Copy the records verbatim, starting at the first line and ending at the line that contains "y-axis-title-yield: Percent xyxy=(1173,150,1199,226)". Output only those lines.
** start of Stored data **
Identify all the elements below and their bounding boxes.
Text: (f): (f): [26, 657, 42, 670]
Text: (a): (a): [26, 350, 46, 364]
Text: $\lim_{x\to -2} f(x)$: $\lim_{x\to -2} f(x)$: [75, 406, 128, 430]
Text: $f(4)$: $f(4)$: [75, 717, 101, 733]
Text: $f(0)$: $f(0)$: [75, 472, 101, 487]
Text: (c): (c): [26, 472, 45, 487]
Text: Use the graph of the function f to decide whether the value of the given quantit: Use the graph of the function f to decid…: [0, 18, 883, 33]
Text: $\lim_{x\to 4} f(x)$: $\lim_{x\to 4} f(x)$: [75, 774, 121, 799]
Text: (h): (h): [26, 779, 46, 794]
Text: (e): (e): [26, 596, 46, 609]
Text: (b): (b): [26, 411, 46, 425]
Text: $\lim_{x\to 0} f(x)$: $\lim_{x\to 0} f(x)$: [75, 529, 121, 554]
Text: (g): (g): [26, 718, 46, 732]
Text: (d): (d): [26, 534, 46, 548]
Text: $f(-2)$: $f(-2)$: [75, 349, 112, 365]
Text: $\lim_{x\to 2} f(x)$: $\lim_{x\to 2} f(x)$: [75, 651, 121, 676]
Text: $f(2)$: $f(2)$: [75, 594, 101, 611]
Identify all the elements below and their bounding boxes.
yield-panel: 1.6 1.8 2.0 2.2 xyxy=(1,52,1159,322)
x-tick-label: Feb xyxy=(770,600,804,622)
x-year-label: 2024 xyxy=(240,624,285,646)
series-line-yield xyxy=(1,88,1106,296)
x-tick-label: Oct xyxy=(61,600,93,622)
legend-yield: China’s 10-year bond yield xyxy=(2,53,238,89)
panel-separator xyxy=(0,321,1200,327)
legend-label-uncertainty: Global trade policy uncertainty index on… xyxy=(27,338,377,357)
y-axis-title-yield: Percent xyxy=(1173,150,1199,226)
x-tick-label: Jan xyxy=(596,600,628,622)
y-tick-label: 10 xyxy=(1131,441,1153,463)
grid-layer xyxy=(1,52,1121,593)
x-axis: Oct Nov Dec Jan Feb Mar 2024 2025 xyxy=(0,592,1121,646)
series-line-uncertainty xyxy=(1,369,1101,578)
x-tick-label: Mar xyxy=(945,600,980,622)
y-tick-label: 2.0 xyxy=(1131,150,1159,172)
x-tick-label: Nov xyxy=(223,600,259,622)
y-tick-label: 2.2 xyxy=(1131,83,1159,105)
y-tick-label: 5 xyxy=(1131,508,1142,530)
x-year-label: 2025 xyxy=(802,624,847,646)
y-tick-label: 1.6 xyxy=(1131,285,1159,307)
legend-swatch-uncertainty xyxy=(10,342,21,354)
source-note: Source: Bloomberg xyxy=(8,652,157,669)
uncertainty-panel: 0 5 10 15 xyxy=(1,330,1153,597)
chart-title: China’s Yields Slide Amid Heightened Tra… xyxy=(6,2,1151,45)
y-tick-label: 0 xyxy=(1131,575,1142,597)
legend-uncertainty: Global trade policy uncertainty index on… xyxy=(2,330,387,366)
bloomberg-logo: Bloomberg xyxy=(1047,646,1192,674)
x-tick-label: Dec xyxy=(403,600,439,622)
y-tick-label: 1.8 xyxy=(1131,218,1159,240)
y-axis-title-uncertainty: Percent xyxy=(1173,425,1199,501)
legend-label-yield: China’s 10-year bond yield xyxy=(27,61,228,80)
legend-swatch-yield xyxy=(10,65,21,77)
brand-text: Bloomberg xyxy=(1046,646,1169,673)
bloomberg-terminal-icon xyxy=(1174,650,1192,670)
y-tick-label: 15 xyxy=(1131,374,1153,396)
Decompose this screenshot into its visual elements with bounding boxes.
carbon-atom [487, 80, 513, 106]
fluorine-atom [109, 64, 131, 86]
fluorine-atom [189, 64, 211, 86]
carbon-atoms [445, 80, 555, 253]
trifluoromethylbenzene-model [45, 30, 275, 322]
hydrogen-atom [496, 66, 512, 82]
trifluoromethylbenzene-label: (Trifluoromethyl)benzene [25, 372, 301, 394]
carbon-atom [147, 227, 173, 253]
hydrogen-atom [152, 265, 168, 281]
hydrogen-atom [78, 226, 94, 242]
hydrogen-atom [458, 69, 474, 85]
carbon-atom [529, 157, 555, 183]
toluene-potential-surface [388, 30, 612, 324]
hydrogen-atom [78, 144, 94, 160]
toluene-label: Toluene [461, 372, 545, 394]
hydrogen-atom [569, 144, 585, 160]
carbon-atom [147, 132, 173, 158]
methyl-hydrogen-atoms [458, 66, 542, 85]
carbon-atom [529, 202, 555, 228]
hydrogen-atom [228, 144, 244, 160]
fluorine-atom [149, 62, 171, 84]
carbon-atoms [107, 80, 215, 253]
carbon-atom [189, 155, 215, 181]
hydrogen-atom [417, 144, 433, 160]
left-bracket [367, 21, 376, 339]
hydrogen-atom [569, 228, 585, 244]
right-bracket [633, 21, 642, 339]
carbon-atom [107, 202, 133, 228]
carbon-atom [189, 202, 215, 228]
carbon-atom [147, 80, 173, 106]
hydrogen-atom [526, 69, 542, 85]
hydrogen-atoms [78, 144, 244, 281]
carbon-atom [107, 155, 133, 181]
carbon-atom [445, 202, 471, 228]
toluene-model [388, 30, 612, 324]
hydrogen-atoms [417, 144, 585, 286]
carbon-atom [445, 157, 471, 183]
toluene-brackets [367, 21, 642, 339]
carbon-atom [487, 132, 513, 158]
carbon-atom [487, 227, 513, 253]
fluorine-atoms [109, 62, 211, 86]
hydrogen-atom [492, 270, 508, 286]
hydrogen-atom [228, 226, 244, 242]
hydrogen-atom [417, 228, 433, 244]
** end of Stored data **
# Response to this task
Identify all the elements below and their bounding boxes.
Text: (f): (f): [26, 657, 42, 670]
Text: (a): (a): [26, 350, 46, 364]
Text: $\lim_{x\to -2} f(x)$: $\lim_{x\to -2} f(x)$: [75, 406, 128, 430]
Text: $f(4)$: $f(4)$: [75, 717, 101, 733]
Text: $f(0)$: $f(0)$: [75, 472, 101, 487]
Text: (c): (c): [26, 472, 45, 487]
Text: Use the graph of the function f to decide whether the value of the given quantit: Use the graph of the function f to decid…: [0, 18, 883, 33]
Text: $\lim_{x\to 4} f(x)$: $\lim_{x\to 4} f(x)$: [75, 774, 121, 799]
Text: (h): (h): [26, 779, 46, 794]
Text: (e): (e): [26, 596, 46, 609]
Text: (b): (b): [26, 411, 46, 425]
Text: $\lim_{x\to 0} f(x)$: $\lim_{x\to 0} f(x)$: [75, 529, 121, 554]
Text: (g): (g): [26, 718, 46, 732]
Text: (d): (d): [26, 534, 46, 548]
Text: $f(-2)$: $f(-2)$: [75, 349, 112, 365]
Text: $\lim_{x\to 2} f(x)$: $\lim_{x\to 2} f(x)$: [75, 651, 121, 676]
Text: $f(2)$: $f(2)$: [75, 594, 101, 611]
Identify all the elements below and their bounding boxes.
yield-panel: 1.6 1.8 2.0 2.2 xyxy=(1,52,1159,322)
x-tick-label: Feb xyxy=(770,600,804,622)
x-year-label: 2024 xyxy=(240,624,285,646)
series-line-yield xyxy=(1,88,1106,296)
x-tick-label: Oct xyxy=(61,600,93,622)
legend-yield: China’s 10-year bond yield xyxy=(2,53,238,89)
panel-separator xyxy=(0,321,1200,327)
legend-label-uncertainty: Global trade policy uncertainty index on… xyxy=(27,338,377,357)
y-axis-title-yield: Percent xyxy=(1173,150,1199,226)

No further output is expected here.